WHAT IS NEEDED – Scan the data for lines with "Desembolsos" and report the count by itself.

DATA LINES –
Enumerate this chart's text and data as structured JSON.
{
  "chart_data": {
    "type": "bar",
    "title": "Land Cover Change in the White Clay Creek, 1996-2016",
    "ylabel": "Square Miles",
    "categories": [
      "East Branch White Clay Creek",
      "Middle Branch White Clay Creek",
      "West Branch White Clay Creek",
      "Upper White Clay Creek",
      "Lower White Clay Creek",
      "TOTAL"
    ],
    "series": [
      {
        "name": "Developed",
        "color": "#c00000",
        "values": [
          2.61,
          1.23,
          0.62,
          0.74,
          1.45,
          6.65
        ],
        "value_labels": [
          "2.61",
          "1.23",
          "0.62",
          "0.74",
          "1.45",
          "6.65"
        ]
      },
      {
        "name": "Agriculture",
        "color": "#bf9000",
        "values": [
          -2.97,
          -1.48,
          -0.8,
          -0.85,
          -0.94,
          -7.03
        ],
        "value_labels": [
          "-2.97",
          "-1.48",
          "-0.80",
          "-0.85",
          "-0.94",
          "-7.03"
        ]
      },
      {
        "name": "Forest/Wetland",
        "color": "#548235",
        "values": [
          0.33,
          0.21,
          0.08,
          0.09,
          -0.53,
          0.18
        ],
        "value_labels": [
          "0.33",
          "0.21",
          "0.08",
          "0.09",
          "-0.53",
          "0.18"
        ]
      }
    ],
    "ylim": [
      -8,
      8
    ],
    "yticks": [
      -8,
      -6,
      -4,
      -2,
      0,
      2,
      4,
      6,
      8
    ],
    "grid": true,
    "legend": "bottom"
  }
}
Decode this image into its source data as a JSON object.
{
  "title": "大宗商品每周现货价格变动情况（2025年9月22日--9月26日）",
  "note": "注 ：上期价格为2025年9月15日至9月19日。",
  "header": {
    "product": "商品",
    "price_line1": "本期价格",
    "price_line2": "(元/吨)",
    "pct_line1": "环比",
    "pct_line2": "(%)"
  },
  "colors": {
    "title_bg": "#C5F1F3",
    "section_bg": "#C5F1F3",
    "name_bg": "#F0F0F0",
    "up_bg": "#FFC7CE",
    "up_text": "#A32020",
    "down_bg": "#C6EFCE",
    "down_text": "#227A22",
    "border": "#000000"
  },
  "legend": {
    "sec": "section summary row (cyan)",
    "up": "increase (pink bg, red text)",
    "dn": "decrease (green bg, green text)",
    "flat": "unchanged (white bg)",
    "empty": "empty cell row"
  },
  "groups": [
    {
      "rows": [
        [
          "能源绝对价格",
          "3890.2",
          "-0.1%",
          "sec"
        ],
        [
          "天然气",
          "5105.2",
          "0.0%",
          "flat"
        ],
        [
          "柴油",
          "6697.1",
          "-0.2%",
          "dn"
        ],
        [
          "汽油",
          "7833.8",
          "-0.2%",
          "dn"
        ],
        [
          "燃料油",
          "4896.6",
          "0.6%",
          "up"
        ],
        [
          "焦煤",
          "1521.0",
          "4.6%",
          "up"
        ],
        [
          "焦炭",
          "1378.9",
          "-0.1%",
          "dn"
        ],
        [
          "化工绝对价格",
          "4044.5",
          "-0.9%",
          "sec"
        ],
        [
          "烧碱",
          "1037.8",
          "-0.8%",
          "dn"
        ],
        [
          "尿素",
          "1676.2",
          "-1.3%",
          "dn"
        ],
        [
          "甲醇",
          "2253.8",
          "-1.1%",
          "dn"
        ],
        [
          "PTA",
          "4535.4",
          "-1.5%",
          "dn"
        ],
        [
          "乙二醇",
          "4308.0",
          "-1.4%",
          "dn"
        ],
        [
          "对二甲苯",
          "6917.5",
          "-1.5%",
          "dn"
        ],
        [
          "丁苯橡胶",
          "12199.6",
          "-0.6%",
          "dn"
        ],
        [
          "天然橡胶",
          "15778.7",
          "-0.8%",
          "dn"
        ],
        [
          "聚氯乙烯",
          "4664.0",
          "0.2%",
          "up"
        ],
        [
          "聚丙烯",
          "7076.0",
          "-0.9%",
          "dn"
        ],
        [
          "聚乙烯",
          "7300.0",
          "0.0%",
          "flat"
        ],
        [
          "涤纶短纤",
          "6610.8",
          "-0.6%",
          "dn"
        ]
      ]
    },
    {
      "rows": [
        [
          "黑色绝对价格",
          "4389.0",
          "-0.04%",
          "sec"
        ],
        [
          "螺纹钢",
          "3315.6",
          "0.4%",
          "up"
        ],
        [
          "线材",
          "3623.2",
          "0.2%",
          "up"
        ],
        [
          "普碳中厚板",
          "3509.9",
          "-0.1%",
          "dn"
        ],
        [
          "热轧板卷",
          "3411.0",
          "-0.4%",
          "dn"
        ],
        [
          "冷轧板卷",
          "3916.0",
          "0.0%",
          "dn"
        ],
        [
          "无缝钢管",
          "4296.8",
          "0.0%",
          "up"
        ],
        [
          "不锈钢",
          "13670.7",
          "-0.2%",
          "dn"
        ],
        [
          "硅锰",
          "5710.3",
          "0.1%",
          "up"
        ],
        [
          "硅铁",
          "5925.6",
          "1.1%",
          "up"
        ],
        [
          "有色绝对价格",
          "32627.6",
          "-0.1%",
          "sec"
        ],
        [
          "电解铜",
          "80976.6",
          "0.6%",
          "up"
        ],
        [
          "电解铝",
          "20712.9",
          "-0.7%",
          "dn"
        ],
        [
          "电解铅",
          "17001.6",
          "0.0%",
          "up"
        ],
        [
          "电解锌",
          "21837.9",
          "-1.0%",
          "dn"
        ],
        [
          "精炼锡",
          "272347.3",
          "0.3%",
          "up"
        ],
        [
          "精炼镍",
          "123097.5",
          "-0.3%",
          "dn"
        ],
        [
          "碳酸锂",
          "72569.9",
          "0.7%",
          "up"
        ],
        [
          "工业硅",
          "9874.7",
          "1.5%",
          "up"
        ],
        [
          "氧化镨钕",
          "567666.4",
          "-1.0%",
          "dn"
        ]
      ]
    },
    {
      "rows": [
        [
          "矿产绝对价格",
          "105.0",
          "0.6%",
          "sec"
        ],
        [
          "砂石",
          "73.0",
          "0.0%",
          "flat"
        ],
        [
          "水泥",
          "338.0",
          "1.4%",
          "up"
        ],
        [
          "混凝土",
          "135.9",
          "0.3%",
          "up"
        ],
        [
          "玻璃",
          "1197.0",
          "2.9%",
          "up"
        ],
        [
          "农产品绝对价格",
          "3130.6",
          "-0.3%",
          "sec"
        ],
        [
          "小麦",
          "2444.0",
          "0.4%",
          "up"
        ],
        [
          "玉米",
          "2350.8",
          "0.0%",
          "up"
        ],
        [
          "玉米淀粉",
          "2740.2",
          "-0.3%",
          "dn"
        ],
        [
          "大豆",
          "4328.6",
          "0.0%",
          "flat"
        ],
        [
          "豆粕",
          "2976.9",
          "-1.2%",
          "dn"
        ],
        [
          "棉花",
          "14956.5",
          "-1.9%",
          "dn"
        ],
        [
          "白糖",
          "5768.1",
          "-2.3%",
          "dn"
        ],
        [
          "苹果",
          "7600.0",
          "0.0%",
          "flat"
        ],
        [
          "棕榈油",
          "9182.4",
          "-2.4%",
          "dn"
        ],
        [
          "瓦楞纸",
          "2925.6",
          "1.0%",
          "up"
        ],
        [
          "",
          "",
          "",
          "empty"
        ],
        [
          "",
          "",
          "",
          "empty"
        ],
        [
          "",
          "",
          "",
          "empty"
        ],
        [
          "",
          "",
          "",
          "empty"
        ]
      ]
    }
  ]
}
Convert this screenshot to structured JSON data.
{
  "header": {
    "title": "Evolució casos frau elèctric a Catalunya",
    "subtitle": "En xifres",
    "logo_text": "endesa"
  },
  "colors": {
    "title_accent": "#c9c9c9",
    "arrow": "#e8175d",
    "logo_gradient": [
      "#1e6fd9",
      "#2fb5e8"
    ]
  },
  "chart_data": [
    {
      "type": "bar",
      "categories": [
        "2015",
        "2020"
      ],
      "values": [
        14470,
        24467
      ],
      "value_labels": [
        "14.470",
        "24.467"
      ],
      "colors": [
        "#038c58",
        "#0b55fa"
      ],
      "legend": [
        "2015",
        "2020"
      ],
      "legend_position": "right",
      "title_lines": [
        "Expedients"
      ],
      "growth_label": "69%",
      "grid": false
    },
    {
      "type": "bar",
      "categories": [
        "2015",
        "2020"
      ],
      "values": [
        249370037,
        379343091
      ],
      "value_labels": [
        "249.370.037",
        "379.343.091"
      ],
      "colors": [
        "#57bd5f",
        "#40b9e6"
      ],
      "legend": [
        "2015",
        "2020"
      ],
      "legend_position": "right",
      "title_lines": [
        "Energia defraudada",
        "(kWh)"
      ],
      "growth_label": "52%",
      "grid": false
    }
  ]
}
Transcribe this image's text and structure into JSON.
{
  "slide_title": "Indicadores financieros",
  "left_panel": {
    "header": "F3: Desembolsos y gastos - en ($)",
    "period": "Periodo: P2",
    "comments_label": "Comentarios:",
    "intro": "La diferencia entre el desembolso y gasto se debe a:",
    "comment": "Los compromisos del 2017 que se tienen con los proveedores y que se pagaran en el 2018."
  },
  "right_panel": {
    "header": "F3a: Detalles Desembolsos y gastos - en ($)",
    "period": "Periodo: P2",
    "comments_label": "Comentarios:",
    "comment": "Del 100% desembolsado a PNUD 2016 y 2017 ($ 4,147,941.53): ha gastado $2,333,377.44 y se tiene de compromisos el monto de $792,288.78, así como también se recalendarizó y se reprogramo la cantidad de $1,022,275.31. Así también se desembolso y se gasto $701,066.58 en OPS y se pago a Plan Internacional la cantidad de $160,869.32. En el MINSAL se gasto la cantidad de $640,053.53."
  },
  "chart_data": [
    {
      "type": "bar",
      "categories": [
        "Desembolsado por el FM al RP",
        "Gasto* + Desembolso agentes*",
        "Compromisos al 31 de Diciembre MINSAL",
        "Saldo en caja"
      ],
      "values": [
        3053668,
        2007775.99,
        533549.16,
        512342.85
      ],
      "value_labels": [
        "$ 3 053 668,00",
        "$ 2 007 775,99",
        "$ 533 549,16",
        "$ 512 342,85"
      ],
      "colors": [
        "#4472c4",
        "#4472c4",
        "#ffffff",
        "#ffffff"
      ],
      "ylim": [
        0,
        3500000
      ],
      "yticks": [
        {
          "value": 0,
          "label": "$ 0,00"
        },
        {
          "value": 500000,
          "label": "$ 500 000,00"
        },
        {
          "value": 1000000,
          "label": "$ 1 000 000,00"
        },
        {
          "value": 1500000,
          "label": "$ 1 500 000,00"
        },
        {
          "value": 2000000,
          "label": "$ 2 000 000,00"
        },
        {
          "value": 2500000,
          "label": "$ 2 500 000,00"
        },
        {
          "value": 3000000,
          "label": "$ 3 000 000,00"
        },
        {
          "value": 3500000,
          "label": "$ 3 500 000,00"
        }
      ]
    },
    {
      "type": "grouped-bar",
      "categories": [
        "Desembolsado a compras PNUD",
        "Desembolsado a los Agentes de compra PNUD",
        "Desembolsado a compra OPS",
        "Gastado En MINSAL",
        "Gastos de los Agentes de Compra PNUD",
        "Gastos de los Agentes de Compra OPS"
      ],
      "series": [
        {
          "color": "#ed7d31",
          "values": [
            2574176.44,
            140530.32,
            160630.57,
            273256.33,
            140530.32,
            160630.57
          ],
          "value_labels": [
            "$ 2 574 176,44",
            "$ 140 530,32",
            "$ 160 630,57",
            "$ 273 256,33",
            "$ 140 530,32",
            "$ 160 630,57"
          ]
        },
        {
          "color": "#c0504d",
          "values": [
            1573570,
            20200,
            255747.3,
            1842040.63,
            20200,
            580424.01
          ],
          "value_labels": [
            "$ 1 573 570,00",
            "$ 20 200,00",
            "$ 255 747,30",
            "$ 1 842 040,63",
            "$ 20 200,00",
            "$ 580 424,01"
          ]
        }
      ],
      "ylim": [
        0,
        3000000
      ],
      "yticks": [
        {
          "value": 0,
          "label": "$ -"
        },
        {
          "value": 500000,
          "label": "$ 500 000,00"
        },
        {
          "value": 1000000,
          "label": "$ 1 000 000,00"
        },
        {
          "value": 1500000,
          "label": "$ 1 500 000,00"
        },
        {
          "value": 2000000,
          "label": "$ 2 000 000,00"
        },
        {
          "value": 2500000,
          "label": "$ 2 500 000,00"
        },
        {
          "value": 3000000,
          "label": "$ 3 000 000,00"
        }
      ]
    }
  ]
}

ANSWER IN FULL – 2